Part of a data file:
----------

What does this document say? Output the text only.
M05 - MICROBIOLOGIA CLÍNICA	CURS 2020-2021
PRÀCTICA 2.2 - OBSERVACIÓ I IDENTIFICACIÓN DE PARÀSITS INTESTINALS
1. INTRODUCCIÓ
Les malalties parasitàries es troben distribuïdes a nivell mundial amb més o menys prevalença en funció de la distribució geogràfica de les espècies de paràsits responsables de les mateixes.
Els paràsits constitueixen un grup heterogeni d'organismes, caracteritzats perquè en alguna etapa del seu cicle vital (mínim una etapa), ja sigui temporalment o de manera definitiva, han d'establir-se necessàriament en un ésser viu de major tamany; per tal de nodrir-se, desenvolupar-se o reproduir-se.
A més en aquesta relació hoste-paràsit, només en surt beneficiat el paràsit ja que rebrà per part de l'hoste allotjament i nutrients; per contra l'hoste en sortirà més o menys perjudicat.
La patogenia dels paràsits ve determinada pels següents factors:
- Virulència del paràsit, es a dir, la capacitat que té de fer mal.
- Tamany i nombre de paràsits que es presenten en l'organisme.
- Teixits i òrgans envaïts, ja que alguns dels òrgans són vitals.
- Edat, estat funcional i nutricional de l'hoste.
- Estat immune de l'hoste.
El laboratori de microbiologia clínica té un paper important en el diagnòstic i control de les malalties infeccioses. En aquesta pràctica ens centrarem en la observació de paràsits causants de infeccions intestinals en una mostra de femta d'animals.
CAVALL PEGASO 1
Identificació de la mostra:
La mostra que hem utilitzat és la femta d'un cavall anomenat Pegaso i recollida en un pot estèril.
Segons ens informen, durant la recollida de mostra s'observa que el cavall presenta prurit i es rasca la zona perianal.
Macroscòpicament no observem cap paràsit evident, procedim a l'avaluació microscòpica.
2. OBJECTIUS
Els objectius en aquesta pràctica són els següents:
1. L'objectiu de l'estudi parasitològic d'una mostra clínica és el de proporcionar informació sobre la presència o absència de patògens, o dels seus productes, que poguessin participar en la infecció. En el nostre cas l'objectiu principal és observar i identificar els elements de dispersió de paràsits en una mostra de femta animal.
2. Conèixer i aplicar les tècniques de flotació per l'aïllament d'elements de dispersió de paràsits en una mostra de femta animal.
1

----------

- Problem requirements
Among the records above, find each line holding the string "aquesta" and pull it out.

- Completed exercise
A més en aquesta relació hoste-paràsit, només en surt beneficiat el paràsit ja que rebrà per part de l'hoste allotjament i nutrients; per contra l'hoste en sortirà més o menys perjudicat.
El laboratori de microbiologia clínica té un paper important en el diagnòstic i control de les malalties infeccioses. En aquesta pràctica ens centrarem en la observació de paràsits causants de infeccions intestinals en una mostra de femta d'animals.
Els objectius en aquesta pràctica són els següents:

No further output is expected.